WHAT THE TASK ASKS ▸ Rewrite everything from the line containing "Patent image size: (1171, 982)." down to the line containing "The upper vertical wall 108 is at (318, 223).", replacing "enclosed space" with "closed chamber" and leaving all else unchanged.

BEGIN RECORDS FOR THE TASK

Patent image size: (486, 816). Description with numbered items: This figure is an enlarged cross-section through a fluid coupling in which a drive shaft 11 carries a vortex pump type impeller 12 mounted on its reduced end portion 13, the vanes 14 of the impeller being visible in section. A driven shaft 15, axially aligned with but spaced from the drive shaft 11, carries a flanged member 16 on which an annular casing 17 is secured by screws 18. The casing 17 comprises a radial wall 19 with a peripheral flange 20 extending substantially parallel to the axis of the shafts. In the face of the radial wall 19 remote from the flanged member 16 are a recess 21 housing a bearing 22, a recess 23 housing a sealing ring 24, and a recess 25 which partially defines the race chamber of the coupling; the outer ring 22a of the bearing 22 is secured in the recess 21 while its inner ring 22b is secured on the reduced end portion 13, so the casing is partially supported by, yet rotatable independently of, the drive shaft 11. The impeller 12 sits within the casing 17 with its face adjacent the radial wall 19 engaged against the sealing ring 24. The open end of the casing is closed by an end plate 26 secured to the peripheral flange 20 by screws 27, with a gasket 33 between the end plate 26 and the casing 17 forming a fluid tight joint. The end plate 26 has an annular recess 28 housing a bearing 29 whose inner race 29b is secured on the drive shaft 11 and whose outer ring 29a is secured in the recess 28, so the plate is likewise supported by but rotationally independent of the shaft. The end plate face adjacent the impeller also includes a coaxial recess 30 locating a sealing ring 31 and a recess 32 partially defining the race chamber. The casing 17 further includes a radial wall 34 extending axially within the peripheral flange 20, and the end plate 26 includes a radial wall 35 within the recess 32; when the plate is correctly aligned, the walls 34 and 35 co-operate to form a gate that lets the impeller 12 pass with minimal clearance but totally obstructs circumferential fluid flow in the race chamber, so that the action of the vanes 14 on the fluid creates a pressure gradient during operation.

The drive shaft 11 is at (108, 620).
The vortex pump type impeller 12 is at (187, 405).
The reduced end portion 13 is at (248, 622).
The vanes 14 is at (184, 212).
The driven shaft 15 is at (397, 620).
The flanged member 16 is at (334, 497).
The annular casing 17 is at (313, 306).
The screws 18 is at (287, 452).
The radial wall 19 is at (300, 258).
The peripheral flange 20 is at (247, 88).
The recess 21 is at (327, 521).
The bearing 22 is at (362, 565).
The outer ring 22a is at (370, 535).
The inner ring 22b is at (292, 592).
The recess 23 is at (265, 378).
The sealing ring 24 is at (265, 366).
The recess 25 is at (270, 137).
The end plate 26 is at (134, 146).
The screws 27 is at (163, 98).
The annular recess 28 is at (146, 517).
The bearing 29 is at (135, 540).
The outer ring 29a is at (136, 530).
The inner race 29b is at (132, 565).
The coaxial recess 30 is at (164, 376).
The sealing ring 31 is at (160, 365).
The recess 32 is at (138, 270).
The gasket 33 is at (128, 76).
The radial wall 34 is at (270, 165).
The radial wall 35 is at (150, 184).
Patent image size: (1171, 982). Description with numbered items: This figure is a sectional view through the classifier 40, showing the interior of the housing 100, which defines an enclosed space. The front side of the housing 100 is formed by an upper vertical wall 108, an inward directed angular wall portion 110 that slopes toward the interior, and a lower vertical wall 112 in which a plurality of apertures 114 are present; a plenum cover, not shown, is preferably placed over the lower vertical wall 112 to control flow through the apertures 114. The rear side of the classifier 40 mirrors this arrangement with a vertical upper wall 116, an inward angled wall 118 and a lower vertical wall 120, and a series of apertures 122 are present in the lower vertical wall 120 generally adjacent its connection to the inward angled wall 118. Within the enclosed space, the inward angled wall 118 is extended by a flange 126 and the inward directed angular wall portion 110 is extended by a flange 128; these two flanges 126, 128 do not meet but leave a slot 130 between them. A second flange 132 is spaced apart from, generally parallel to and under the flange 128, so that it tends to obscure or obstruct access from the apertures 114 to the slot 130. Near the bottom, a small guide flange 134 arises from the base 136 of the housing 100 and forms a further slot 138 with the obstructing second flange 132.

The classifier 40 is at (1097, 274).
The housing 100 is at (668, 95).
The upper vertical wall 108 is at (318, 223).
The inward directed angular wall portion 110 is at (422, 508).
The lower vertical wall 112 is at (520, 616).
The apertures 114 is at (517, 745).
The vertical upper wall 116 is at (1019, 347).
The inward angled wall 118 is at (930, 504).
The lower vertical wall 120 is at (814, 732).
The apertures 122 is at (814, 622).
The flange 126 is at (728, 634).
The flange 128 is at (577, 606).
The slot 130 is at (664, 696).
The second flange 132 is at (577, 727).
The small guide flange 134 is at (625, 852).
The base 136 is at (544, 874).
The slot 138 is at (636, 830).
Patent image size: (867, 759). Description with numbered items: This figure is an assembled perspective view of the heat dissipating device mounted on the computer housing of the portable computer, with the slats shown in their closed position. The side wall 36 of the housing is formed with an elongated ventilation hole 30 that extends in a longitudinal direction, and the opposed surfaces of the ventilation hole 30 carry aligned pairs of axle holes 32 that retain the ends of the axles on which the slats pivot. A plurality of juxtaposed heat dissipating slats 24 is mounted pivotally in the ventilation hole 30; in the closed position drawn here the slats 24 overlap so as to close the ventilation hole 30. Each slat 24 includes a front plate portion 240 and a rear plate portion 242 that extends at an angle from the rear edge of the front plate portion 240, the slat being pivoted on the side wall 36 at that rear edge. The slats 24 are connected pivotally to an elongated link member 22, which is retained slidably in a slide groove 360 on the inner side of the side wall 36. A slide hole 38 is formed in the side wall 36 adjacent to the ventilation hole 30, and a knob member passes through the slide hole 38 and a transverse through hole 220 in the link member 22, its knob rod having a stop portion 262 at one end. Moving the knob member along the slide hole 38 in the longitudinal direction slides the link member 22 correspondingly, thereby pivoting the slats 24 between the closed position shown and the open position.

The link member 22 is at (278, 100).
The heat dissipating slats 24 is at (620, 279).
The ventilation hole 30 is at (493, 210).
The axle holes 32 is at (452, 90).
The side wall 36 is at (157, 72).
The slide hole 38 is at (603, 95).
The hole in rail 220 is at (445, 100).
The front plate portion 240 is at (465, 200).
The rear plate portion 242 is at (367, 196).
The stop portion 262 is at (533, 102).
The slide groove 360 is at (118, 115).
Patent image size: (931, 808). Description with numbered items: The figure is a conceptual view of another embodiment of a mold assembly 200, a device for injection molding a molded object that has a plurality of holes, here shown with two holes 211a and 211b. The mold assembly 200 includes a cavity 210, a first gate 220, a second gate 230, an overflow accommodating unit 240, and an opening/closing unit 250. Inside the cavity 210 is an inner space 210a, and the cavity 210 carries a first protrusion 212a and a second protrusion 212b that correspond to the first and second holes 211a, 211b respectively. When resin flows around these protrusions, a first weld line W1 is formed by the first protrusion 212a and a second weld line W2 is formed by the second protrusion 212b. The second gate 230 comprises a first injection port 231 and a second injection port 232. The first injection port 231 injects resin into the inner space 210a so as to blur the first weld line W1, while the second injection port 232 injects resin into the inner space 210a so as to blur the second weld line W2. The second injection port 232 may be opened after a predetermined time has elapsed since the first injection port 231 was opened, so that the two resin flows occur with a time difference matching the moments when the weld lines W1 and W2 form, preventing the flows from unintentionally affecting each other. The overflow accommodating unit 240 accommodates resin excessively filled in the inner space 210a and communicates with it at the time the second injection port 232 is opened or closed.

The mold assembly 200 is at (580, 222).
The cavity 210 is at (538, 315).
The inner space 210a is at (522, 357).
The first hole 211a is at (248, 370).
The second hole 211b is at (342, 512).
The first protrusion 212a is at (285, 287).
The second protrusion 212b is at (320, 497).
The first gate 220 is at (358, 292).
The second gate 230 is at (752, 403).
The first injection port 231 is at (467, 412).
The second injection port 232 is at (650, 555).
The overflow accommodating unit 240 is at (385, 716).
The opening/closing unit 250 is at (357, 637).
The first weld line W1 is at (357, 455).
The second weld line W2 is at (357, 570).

END RECORDS FOR THE TASK

WRITTEN ANSWER ▸
Patent image size: (1171, 982). Description with numbered items: This figure is a sectional view through the classifier 40, showing the interior of the housing 100, which defines an closed chamber. The front side of the housing 100 is formed by an upper vertical wall 108, an inward directed angular wall portion 110 that slopes toward the interior, and a lower vertical wall 112 in which a plurality of apertures 114 are present; a plenum cover, not shown, is preferably placed over the lower vertical wall 112 to control flow through the apertures 114. The rear side of the classifier 40 mirrors this arrangement with a vertical upper wall 116, an inward angled wall 118 and a lower vertical wall 120, and a series of apertures 122 are present in the lower vertical wall 120 generally adjacent its connection to the inward angled wall 118. Within the closed chamber, the inward angled wall 118 is extended by a flange 126 and the inward directed angular wall portion 110 is extended by a flange 128; these two flanges 126, 128 do not meet but leave a slot 130 between them. A second flange 132 is spaced apart from, generally parallel to and under the flange 128, so that it tends to obscure or obstruct access from the apertures 114 to the slot 130. Near the bottom, a small guide flange 134 arises from the base 136 of the housing 100 and forms a further slot 138 with the obstructing second flange 132.

The classifier 40 is at (1097, 274).
The housing 100 is at (668, 95).
The upper vertical wall 108 is at (318, 223).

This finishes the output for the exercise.